*Task requirements*:
Collect from the data below each line with "that".

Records
= = = = = = =

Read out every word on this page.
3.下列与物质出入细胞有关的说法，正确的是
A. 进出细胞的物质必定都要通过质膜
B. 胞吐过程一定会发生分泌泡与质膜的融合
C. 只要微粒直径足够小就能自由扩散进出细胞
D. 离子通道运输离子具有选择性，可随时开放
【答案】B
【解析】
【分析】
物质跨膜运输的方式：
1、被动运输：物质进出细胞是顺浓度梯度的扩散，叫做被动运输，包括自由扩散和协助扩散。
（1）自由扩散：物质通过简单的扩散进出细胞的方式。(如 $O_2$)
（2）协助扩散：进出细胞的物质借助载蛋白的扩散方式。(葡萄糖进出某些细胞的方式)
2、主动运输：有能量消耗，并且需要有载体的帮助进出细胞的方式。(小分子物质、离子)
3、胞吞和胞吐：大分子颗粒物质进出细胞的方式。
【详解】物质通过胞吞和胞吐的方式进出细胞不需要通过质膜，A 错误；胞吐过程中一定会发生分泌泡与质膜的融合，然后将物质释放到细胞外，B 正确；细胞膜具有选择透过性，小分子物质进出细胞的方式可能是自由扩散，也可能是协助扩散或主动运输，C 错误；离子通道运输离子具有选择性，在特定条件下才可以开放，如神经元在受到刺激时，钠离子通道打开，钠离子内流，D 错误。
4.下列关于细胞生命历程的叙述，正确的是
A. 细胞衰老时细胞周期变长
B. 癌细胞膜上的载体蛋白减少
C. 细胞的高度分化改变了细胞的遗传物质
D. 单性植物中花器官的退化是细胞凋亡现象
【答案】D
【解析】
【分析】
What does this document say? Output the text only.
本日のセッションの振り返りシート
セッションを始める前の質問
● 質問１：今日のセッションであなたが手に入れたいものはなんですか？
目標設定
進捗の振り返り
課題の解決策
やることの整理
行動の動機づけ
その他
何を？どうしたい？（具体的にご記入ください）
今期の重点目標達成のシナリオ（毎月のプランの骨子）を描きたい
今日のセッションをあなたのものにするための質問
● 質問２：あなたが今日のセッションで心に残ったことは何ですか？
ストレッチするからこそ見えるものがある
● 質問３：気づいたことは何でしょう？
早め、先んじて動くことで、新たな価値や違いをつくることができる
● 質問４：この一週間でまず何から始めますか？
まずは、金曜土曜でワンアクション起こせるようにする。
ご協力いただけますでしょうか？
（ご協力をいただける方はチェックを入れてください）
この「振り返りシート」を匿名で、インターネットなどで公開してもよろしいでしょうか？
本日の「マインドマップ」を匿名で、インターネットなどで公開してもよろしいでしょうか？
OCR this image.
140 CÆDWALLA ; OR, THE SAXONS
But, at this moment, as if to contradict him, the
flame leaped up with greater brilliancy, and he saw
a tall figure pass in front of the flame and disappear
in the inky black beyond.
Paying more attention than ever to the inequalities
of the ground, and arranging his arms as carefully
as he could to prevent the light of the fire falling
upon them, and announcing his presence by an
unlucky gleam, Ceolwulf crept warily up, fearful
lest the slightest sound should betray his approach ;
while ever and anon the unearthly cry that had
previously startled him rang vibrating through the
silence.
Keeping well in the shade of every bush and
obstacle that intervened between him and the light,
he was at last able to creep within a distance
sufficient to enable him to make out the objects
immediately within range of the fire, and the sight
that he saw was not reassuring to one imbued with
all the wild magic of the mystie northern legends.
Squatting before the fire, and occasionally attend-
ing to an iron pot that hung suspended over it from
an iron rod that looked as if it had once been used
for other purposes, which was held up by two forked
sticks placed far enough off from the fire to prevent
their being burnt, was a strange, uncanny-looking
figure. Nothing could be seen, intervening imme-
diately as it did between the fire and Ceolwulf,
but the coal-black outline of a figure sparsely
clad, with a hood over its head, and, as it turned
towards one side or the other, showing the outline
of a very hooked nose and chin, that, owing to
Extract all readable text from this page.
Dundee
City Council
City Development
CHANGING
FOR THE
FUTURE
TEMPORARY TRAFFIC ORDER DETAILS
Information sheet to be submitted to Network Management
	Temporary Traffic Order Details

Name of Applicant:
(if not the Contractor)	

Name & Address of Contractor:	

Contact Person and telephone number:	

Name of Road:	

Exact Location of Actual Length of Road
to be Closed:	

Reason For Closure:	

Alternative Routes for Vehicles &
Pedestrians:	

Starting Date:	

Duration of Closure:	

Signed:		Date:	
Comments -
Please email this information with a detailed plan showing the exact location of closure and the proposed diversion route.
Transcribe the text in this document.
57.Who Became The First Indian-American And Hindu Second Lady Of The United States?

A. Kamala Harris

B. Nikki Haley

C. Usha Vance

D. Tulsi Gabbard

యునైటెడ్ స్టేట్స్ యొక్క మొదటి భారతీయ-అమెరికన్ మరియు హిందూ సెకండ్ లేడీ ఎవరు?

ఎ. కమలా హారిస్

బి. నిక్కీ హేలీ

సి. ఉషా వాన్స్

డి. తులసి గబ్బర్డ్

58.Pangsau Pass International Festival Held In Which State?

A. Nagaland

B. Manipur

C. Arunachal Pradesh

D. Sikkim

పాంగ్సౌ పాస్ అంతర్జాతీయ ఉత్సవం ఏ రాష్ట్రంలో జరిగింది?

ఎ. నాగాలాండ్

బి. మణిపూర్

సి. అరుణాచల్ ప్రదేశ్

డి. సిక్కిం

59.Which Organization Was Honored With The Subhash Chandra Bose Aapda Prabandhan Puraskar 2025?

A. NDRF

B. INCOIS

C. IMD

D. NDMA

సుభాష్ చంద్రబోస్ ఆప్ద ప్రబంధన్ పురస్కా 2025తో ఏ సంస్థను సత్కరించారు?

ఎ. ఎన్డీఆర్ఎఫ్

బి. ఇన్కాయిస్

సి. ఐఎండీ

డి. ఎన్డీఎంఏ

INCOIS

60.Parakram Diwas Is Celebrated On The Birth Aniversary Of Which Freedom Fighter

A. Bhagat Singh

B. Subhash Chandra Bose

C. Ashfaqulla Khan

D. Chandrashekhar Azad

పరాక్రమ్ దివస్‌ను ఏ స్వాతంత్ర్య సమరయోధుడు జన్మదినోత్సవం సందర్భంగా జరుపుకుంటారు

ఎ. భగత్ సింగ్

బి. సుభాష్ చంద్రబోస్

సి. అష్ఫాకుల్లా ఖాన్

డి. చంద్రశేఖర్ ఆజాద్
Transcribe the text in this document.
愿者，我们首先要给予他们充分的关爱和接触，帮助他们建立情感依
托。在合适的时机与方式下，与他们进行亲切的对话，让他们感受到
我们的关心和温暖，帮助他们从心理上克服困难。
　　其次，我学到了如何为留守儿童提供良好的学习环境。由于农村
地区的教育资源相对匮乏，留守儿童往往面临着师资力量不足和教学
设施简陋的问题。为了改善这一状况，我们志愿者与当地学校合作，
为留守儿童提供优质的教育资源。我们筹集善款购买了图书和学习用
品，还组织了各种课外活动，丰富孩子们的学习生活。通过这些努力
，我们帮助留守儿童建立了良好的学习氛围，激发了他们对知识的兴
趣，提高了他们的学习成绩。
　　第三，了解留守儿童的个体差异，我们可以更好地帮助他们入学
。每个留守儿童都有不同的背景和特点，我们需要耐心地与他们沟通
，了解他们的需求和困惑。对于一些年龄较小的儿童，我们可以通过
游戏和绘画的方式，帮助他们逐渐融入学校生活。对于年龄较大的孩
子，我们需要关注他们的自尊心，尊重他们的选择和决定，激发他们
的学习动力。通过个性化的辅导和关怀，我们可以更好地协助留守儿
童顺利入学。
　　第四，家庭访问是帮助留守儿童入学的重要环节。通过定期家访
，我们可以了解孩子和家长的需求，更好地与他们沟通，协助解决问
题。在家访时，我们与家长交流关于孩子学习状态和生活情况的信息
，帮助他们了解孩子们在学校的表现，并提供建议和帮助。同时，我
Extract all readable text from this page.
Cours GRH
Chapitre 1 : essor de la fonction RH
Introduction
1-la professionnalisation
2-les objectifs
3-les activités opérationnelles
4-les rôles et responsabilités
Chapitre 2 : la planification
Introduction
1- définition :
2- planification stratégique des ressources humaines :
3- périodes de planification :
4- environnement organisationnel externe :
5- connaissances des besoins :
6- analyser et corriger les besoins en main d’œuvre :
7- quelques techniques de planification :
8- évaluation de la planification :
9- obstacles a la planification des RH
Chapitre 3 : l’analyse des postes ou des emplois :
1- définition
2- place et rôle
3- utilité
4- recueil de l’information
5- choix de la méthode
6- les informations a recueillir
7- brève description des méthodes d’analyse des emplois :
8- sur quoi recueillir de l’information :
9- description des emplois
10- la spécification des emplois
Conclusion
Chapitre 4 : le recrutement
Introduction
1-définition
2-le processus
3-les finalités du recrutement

= = = = = = =

*Full solution*:
while ever and anon the unearthly cry that had
obstacle that intervened between him and the light,
that he saw was not reassuring to one imbued with
ing to an iron pot that hung suspended over it from
an iron rod that looked as if it had once been used
of a very hooked nose and chin, that, owing to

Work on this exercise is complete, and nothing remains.